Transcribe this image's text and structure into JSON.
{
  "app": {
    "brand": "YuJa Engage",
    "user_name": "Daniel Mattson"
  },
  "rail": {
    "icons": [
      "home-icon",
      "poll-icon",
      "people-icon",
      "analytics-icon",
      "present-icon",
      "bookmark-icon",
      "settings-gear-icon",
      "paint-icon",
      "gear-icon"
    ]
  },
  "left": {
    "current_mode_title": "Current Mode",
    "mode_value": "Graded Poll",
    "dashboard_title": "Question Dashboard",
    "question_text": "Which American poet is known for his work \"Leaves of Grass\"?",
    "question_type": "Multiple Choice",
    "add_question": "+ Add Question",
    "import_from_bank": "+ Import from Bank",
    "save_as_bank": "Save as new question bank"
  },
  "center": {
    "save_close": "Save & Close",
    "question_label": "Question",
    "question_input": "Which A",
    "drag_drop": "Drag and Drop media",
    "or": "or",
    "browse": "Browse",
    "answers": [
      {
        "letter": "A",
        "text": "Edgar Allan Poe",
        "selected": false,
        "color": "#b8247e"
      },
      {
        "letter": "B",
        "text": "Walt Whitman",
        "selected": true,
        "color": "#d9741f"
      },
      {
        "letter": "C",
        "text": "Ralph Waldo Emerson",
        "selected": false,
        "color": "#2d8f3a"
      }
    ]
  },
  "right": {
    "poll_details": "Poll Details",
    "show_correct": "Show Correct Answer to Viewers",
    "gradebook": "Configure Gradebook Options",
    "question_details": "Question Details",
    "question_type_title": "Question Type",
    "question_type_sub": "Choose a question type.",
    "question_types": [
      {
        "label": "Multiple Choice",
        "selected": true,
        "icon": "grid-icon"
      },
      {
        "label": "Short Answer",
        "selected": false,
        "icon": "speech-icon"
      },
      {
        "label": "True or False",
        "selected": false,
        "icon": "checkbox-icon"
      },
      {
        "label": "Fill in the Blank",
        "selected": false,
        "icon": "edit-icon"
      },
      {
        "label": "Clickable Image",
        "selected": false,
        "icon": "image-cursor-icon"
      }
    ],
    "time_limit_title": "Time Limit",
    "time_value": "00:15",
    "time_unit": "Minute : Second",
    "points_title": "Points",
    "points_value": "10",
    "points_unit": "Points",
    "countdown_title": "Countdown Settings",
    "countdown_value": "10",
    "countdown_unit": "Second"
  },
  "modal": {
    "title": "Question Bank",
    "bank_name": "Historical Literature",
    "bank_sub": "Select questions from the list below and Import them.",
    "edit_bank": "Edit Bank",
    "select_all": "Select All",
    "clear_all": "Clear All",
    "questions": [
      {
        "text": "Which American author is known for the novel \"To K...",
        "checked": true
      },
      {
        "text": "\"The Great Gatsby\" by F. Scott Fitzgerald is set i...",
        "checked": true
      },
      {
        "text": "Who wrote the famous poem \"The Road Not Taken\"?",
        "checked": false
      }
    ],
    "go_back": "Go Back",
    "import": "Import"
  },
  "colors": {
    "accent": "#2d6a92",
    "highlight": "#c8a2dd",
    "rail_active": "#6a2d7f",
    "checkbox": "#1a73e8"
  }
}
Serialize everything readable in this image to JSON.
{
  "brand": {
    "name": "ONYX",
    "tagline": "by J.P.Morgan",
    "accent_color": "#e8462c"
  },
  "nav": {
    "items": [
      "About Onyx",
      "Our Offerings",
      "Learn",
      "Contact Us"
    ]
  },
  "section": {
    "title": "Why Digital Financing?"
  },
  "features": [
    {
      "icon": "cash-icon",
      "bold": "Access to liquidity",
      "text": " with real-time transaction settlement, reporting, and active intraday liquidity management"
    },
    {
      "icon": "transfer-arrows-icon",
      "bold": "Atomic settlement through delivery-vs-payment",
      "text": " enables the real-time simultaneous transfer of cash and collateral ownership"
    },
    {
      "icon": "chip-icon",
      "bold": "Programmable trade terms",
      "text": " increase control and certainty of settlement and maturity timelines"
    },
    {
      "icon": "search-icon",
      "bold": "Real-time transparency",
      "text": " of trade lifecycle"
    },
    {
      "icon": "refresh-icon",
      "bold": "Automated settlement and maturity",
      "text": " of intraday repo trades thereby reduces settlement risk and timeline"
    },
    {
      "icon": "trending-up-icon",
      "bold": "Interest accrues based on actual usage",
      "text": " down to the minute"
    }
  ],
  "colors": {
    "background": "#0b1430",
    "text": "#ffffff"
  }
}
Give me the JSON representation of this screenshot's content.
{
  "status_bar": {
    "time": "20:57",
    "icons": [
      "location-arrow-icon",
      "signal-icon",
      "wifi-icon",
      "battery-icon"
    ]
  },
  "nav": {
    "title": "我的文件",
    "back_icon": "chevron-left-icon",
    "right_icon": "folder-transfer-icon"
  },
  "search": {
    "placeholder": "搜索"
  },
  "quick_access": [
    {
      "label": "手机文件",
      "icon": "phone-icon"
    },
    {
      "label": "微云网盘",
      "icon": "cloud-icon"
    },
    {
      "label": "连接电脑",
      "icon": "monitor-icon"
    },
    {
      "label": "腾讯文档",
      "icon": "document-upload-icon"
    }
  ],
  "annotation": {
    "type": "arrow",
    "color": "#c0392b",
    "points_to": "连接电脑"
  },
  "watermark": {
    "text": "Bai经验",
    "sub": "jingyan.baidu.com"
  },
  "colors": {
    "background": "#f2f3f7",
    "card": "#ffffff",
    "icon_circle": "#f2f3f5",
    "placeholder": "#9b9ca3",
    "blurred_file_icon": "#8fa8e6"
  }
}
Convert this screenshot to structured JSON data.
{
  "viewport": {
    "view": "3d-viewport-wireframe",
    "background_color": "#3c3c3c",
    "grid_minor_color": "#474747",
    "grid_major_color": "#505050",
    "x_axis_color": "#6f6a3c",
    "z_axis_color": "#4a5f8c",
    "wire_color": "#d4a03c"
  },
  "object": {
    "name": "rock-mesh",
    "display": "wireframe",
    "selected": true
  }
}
= = = = =
## AIM
Only the lines from the one containing "Convert this screenshot" to the end of the records should be repeated, exactly as they appear.

## RESPONSE TO THIS EXERCISE
Convert this screenshot to structured JSON data.
{
  "viewport": {
    "view": "3d-viewport-wireframe",
    "background_color": "#3c3c3c",
    "grid_minor_color": "#474747",
    "grid_major_color": "#505050",
    "x_axis_color": "#6f6a3c",
    "z_axis_color": "#4a5f8c",
    "wire_color": "#d4a03c"
  },
  "object": {
    "name": "rock-mesh",
    "display": "wireframe",
    "selected": true
  }
}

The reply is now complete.